Set task -
Note each line that includes the word "Project". Copy those lines.
---------- Input data ----------
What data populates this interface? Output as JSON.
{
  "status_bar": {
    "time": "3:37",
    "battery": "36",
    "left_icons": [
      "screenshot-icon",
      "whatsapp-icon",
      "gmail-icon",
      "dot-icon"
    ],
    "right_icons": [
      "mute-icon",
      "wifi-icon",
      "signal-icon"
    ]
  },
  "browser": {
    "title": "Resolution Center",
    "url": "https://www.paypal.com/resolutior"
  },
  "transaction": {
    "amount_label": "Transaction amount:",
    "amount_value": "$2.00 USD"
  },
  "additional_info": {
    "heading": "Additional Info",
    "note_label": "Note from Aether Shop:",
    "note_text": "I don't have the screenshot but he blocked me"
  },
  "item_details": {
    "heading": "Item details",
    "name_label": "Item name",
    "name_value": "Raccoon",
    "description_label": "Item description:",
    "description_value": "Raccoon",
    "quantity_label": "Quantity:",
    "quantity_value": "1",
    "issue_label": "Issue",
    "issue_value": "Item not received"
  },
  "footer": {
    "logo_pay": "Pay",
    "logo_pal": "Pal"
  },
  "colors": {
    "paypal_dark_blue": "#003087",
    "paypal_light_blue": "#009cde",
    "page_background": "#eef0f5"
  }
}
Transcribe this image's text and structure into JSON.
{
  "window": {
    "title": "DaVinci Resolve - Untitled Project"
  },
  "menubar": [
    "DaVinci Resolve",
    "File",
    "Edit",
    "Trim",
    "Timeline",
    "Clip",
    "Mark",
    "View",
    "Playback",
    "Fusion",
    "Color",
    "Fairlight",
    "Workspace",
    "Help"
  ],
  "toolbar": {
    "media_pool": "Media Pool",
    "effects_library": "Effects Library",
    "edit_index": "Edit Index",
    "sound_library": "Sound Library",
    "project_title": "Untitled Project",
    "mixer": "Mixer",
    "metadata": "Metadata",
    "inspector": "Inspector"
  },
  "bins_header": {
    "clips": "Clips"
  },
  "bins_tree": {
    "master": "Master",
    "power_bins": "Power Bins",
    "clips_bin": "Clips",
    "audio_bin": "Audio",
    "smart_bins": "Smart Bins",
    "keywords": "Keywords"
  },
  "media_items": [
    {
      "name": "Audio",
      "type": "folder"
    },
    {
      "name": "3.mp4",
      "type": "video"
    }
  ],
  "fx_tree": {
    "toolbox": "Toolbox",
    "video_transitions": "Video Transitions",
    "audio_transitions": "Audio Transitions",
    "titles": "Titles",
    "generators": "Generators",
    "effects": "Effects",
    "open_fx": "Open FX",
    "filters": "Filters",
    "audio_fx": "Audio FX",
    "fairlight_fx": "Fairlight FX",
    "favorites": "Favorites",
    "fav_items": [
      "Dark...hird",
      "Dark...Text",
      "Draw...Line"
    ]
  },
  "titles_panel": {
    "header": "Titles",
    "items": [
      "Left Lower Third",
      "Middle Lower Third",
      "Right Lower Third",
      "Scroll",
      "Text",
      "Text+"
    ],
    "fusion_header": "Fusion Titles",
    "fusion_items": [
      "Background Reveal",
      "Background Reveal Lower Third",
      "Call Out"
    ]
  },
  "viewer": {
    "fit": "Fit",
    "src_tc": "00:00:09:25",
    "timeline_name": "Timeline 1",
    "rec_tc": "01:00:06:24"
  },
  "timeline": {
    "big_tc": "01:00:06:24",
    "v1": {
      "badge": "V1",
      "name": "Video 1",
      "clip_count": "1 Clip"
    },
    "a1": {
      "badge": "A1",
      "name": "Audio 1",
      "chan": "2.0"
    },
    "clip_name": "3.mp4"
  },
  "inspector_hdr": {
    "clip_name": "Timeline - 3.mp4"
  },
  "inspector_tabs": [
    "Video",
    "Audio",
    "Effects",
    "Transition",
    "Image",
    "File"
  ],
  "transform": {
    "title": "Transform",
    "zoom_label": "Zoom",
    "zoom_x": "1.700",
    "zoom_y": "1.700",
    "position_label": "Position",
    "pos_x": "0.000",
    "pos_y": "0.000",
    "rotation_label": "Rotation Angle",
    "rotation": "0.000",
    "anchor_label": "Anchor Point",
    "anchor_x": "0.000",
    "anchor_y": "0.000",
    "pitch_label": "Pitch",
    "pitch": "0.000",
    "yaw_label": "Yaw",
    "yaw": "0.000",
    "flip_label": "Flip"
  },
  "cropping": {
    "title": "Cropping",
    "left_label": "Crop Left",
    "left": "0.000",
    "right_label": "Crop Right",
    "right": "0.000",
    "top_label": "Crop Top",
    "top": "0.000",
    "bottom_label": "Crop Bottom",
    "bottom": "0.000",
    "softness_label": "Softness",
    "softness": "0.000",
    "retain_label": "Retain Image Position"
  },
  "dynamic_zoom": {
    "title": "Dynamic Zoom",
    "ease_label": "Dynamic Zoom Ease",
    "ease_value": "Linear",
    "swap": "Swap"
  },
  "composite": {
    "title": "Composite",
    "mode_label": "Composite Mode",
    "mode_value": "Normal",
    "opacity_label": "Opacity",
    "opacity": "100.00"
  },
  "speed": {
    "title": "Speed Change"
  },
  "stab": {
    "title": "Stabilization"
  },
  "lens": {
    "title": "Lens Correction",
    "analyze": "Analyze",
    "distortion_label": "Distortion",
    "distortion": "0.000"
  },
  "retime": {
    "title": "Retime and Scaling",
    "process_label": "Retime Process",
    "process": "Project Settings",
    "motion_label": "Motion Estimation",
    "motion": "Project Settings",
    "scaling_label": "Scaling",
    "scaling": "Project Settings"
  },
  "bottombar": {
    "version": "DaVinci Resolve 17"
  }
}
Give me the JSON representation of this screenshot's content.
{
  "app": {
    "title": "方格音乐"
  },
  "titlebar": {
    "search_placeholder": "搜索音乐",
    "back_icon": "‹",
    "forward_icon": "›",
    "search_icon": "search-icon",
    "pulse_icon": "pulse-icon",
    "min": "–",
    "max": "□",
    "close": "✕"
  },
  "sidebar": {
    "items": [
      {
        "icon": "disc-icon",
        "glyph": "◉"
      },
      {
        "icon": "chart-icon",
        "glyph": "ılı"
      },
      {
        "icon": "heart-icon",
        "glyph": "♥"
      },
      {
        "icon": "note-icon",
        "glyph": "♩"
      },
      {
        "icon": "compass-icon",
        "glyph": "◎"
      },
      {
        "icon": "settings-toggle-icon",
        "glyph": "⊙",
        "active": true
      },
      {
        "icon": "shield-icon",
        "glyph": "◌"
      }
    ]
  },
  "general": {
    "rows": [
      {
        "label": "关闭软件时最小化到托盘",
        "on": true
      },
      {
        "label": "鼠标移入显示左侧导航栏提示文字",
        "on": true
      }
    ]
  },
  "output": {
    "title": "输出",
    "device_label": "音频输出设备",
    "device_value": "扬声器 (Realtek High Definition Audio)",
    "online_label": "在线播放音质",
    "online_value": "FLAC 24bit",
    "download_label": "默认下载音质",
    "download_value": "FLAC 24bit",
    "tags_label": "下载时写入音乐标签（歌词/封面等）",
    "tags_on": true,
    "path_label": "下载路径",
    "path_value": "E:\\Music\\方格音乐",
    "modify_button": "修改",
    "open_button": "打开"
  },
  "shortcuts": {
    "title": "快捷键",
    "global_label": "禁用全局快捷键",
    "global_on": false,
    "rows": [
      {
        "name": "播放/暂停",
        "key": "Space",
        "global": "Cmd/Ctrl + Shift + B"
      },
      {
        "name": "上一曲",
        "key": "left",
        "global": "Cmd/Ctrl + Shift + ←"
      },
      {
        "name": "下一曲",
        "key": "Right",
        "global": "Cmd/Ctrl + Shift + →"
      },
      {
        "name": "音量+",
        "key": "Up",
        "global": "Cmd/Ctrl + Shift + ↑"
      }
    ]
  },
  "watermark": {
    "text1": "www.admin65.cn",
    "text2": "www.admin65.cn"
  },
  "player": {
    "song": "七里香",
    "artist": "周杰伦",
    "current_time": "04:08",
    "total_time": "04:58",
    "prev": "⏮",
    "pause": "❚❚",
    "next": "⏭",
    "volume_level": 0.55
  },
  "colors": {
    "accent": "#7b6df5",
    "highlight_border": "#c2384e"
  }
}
----------
Solution -
    "title": "DaVinci Resolve - Untitled Project"
    "project_title": "Untitled Project",
    "process": "Project Settings",
    "motion": "Project Settings",
    "scaling": "Project Settings"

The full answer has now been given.